• **AIM**:
It is required that all of the data be written out exactly.

• **INFORMATION SHOWN**:
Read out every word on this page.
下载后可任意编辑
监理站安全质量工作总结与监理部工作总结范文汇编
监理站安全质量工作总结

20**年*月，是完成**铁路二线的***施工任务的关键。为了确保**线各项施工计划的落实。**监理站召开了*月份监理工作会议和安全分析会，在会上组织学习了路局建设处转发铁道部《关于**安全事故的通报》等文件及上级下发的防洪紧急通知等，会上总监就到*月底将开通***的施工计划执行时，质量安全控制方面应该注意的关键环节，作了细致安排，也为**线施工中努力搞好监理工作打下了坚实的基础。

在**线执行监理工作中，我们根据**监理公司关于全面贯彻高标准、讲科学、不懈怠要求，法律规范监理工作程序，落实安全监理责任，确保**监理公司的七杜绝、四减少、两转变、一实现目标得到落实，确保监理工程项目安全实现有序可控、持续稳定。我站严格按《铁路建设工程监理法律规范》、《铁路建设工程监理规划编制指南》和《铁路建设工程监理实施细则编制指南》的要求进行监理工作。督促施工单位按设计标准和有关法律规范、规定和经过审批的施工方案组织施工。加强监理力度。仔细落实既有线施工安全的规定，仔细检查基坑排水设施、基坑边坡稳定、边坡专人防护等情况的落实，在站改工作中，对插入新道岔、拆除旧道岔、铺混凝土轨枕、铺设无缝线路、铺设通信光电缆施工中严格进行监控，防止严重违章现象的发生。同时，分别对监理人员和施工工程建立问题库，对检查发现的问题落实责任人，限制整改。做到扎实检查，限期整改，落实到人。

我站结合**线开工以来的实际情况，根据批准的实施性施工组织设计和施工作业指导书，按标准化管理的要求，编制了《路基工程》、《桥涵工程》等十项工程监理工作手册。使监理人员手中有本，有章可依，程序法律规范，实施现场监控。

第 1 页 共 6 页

• **RESPONSE**:
Read out every word on this page.
下载后可任意编辑
监理站安全质量工作总结与监理部工作总结范文汇编
监理站安全质量工作总结

20**年*月，是完成**铁路二线的***施工任务的关键。为了确保**线各项施工计划的落实。**监理站召开了*月份监理工作会议和安全分析会，在会上组织学习了路局建设处转发铁道部《关于**安全事故的通报》等文件及上级下发的防洪紧急通知等，会上总监就到*月底将开通***的施工计划执行时，质量安全控制方面应该注意的关键环节，作了细致安排，也为**线施工中努力搞好监理工作打下了坚实的基础。

在**线执行监理工作中，我们根据**监理公司关于全面贯彻高标准、讲科学、不懈怠要求，法律规范监理工作程序，落实安全监理责任，确保**监理公司的七杜绝、四减少、两转变、一实现目标得到落实，确保监理工程项目安全实现有序可控、持续稳定。我站严格按《铁路建设工程监理法律规范》、《铁路建设工程监理规划编制指南》和《铁路建设工程监理实施细则编制指南》的要求进行监理工作。督促施工单位按设计标准和有关法律规范、规定和经过审批的施工方案组织施工。加强监理力度。仔细落实既有线施工安全的规定，仔细检查基坑排水设施、基坑边坡稳定、边坡专人防护等情况的落实，在站改工作中，对插入新道岔、拆除旧道岔、铺混凝土轨枕、铺设无缝线路、铺设通信光电缆施工中严格进行监控，防止严重违章现象的发生。同时，分别对监理人员和施工工程建立问题库，对检查发现的问题落实责任人，限制整改。做到扎实检查，限期整改，落实到人。

我站结合**线开工以来的实际情况，根据批准的实施性施工组织设计和施工作业指导书，按标准化管理的要求，编制了《路基工程》、《桥涵工程》等十项工程监理工作手册。使监理人员手中有本，有章可依，程序法律规范，实施现场监控。

第 1 页 共 6 页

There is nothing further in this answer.